Data entries:
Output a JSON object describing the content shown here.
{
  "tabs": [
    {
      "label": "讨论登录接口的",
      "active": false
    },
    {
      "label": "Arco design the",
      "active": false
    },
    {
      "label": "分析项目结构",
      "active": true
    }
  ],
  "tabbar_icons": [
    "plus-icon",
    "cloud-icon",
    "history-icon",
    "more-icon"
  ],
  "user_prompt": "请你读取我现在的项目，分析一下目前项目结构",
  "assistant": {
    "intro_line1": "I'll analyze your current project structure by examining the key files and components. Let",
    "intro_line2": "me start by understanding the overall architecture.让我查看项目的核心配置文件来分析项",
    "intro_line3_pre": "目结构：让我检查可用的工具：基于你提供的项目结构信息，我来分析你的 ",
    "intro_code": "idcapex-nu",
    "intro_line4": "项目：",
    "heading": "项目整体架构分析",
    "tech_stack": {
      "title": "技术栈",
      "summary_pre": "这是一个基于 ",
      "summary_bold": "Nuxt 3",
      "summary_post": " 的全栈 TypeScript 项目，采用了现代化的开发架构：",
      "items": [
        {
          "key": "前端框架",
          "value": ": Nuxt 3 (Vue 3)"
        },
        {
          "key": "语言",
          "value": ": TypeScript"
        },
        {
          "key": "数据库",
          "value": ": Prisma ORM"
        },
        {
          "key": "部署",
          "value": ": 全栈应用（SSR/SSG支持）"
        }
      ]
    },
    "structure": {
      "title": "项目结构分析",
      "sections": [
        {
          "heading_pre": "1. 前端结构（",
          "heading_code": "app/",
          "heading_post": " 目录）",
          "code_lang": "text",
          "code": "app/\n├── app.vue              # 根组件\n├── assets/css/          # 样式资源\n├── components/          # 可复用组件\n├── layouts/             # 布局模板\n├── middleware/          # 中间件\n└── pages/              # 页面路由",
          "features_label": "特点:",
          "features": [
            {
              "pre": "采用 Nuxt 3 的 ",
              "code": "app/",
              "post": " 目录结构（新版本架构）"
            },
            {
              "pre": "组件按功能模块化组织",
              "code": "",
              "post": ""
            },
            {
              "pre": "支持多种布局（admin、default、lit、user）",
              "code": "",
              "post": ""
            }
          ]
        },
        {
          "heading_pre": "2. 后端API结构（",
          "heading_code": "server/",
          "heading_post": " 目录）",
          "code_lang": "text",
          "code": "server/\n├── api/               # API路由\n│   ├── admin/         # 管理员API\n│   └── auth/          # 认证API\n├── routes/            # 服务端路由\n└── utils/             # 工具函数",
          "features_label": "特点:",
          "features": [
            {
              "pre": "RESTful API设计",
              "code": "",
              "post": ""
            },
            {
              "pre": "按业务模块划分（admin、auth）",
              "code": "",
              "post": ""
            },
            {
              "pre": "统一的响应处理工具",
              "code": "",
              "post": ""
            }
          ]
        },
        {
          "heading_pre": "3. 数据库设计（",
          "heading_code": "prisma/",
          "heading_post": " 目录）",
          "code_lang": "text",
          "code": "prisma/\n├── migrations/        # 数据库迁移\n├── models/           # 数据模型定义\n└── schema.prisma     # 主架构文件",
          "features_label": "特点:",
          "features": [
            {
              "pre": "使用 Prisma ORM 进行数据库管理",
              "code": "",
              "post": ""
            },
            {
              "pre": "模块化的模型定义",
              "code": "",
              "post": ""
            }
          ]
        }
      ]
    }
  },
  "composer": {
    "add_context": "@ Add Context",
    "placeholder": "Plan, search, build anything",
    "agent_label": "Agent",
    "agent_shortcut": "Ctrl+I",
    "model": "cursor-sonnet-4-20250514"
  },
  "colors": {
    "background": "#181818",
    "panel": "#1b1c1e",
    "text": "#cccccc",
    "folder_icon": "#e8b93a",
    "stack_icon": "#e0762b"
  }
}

What the exercise asks: Would you reproduce all the entries exactly?

Task output:
Output a JSON object describing the content shown here.
{
  "tabs": [
    {
      "label": "讨论登录接口的",
      "active": false
    },
    {
      "label": "Arco design the",
      "active": false
    },
    {
      "label": "分析项目结构",
      "active": true
    }
  ],
  "tabbar_icons": [
    "plus-icon",
    "cloud-icon",
    "history-icon",
    "more-icon"
  ],
  "user_prompt": "请你读取我现在的项目，分析一下目前项目结构",
  "assistant": {
    "intro_line1": "I'll analyze your current project structure by examining the key files and components. Let",
    "intro_line2": "me start by understanding the overall architecture.让我查看项目的核心配置文件来分析项",
    "intro_line3_pre": "目结构：让我检查可用的工具：基于你提供的项目结构信息，我来分析你的 ",
    "intro_code": "idcapex-nu",
    "intro_line4": "项目：",
    "heading": "项目整体架构分析",
    "tech_stack": {
      "title": "技术栈",
      "summary_pre": "这是一个基于 ",
      "summary_bold": "Nuxt 3",
      "summary_post": " 的全栈 TypeScript 项目，采用了现代化的开发架构：",
      "items": [
        {
          "key": "前端框架",
          "value": ": Nuxt 3 (Vue 3)"
        },
        {
          "key": "语言",
          "value": ": TypeScript"
        },
        {
          "key": "数据库",
          "value": ": Prisma ORM"
        },
        {
          "key": "部署",
          "value": ": 全栈应用（SSR/SSG支持）"
        }
      ]
    },
    "structure": {
      "title": "项目结构分析",
      "sections": [
        {
          "heading_pre": "1. 前端结构（",
          "heading_code": "app/",
          "heading_post": " 目录）",
          "code_lang": "text",
          "code": "app/\n├── app.vue              # 根组件\n├── assets/css/          # 样式资源\n├── components/          # 可复用组件\n├── layouts/             # 布局模板\n├── middleware/          # 中间件\n└── pages/              # 页面路由",
          "features_label": "特点:",
          "features": [
            {
              "pre": "采用 Nuxt 3 的 ",
              "code": "app/",
              "post": " 目录结构（新版本架构）"
            },
            {
              "pre": "组件按功能模块化组织",
              "code": "",
              "post": ""
            },
            {
              "pre": "支持多种布局（admin、default、lit、user）",
              "code": "",
              "post": ""
            }
          ]
        },
        {
          "heading_pre": "2. 后端API结构（",
          "heading_code": "server/",
          "heading_post": " 目录）",
          "code_lang": "text",
          "code": "server/\n├── api/               # API路由\n│   ├── admin/         # 管理员API\n│   └── auth/          # 认证API\n├── routes/            # 服务端路由\n└── utils/             # 工具函数",
          "features_label": "特点:",
          "features": [
            {
              "pre": "RESTful API设计",
              "code": "",
              "post": ""
            },
            {
              "pre": "按业务模块划分（admin、auth）",
              "code": "",
              "post": ""
            },
            {
              "pre": "统一的响应处理工具",
              "code": "",
              "post": ""
            }
          ]
        },
        {
          "heading_pre": "3. 数据库设计（",
          "heading_code": "prisma/",
          "heading_post": " 目录）",
          "code_lang": "text",
          "code": "prisma/\n├── migrations/        # 数据库迁移\n├── models/           # 数据模型定义\n└── schema.prisma     # 主架构文件",
          "features_label": "特点:",
          "features": [
            {
              "pre": "使用 Prisma ORM 进行数据库管理",
              "code": "",
              "post": ""
            },
            {
              "pre": "模块化的模型定义",
              "code": "",
              "post": ""
            }
          ]
        }
      ]
    }
  },
  "composer": {
    "add_context": "@ Add Context",
    "placeholder": "Plan, search, build anything",
    "agent_label": "Agent",
    "agent_shortcut": "Ctrl+I",
    "model": "cursor-sonnet-4-20250514"
  },
  "colors": {
    "background": "#181818",
    "panel": "#1b1c1e",
    "text": "#cccccc",
    "folder_icon": "#e8b93a",
    "stack_icon": "#e0762b"
  }
}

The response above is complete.